#### Assignment 1:
From the Violent New Breed album entry, retype the passage between "Violent New Breed is" and "industrial rock sound.", inclusive.
#### Assignment 2:
Using the Violent New Breed album entry, answer each question briefly:
(a) On which label was the album released?
(b) At which studio was it recorded?
(c) Who mixed it?
#### Assignment 3:
Decide whether each statement agrees with the Violent New Breed album entry. Answer yes or no and quote the words that settle it.
(a) Violent New Breed was Shotgun Messiah's second album.
(b) Harry K. Cody handled guitars and programming.
(c) The album was mixed at Atlantis Studios.

#### Excerpt:
━━━━━━━━
Violent New Breed is the third and final album by Swedish rock band Shotgun Messiah, released in 1993 on Relativity Records. Breaking from their previous albums, Violent New Breed featured a more industrial rock sound.

Track listing
 All songs written by Shotgun Messiah

"I'm a Gun" - 3:29
"Come Down" - 3:12
"Violent New Breed" - 4:57
"Enemy in Me" - 4:05
"Revolution" - 3:38
"Monkey Needs" - 3:22
"Rain" - 3:46
"Jihad" - 3:53
"Side F/X" - 2:08
"Sex" - 4:17
"Overkill" - 3:14
"I Come in Peace" - 3:43

Personnel
Tim Skold - vocals, bass, programming
Harry K. Cody - guitars, programming
Ulf "Cybersank" Sandquist - programming

Produced, Arranged and Performed by Ulf "Cybersank" Sandquist and Shotgun Messiah (Harry Cody & Tim Skold.)

Recorded at Atlantis Studios, Stockholm.

Mixed by Stefan Glaumann at M.V.G. Studios, Stockholm.

Cover by Michael Lucero (?UC-Is-?U-Get) and Shotgun Messiah.
━━━━━━━━
#### Data:

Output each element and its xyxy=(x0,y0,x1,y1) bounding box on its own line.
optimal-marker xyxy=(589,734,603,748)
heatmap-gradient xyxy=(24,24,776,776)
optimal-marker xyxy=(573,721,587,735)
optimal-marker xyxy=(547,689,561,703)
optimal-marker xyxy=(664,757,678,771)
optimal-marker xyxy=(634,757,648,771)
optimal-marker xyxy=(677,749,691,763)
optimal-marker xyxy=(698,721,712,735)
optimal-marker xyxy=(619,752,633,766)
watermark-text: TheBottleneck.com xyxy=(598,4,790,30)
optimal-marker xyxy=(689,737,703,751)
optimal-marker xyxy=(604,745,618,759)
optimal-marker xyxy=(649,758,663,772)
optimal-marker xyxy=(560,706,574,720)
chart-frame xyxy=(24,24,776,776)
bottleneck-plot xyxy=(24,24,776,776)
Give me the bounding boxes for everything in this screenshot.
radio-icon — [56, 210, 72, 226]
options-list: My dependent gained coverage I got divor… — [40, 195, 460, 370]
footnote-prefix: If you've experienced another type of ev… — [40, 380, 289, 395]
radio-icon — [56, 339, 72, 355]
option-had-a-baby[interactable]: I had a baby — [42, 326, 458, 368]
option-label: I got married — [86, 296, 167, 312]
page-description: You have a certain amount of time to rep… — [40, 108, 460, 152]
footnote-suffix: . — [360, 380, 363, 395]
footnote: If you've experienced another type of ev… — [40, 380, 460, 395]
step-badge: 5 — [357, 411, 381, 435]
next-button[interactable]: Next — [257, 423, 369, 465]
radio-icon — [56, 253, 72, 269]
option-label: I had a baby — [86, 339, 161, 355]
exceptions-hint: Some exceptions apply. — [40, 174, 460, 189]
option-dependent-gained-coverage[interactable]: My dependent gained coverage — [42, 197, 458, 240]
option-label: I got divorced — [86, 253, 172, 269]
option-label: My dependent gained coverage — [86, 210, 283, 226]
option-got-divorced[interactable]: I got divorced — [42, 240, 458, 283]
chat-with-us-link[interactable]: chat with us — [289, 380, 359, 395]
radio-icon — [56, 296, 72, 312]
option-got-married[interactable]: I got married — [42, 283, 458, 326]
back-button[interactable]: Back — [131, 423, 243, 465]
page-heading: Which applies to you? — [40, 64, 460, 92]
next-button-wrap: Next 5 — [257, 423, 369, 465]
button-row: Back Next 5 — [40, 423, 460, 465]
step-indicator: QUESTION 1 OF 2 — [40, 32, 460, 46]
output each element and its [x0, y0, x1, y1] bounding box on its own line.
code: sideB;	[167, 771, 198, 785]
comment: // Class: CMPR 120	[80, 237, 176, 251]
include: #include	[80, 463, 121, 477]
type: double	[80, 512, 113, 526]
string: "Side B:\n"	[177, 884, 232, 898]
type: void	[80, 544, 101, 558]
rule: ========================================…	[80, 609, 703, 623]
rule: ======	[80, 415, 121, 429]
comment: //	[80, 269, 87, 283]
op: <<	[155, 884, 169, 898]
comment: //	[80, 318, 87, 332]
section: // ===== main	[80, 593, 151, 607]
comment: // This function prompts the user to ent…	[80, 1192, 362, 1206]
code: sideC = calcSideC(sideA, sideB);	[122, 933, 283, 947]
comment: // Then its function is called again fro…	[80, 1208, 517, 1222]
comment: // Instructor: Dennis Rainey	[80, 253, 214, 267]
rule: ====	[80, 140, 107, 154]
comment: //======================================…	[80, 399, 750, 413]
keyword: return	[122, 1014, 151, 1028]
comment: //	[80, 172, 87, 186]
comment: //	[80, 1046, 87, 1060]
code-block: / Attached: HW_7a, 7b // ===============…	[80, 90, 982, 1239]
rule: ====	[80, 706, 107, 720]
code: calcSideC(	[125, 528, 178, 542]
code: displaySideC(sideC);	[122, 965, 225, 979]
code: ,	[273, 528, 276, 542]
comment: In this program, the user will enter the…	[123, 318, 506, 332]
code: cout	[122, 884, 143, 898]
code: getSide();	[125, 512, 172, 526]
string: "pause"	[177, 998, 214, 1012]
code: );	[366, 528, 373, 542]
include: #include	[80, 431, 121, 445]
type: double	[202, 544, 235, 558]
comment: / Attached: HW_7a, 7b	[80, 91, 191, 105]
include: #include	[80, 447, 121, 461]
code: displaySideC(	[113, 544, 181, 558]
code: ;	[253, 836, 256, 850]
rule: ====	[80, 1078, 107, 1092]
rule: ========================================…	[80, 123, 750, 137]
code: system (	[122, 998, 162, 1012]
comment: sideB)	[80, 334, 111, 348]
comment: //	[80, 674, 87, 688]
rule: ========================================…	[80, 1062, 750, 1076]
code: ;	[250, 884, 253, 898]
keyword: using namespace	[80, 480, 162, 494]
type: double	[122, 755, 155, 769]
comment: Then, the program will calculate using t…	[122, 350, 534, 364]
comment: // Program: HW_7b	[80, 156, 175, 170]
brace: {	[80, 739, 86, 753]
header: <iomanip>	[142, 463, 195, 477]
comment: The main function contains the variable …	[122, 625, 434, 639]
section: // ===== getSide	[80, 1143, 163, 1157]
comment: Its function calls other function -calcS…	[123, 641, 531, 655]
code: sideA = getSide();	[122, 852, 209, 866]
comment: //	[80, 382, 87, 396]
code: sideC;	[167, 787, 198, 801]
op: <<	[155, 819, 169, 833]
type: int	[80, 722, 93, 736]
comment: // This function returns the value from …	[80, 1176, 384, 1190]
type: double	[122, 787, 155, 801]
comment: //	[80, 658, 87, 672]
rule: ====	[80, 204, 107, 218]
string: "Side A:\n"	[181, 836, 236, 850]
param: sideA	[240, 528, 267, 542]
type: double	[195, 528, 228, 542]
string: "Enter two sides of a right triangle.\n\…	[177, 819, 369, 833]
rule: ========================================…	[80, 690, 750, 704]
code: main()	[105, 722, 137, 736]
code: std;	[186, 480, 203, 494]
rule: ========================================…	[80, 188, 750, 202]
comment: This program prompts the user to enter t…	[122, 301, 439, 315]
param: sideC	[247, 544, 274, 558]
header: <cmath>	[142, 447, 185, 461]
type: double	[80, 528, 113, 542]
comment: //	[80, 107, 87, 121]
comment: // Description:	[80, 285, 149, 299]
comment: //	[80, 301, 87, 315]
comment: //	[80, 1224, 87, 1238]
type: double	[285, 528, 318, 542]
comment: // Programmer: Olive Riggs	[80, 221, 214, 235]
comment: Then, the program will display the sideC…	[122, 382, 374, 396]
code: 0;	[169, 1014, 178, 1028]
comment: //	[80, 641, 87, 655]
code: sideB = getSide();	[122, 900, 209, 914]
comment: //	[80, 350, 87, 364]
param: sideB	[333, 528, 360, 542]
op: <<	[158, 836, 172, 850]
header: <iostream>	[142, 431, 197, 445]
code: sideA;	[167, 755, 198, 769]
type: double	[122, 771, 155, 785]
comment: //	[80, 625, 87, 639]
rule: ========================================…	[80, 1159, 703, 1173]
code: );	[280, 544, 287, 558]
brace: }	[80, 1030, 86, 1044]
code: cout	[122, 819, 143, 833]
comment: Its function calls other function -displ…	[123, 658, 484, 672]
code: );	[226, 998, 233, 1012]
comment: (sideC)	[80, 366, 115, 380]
━━━━━━━━
#### Written reply 1:
Violent New Breed is the third and final album by Swedish rock band Shotgun Messiah, released in 1993 on Relativity Records. Breaking from their previous albums, Violent New Breed featured a more industrial rock sound.

#### Written reply 2:
(a) Relativity Records
(b) Atlantis Studios, Stockholm
(c) Stefan Glaumann

#### Written reply 3:
(a) No: "the third and final album by Swedish rock band Shotgun Messiah"
(b) Yes: "Harry K. Cody - guitars, programming"
(c) No: "Mixed by Stefan Glaumann at M.V.G. Studios, Stockholm."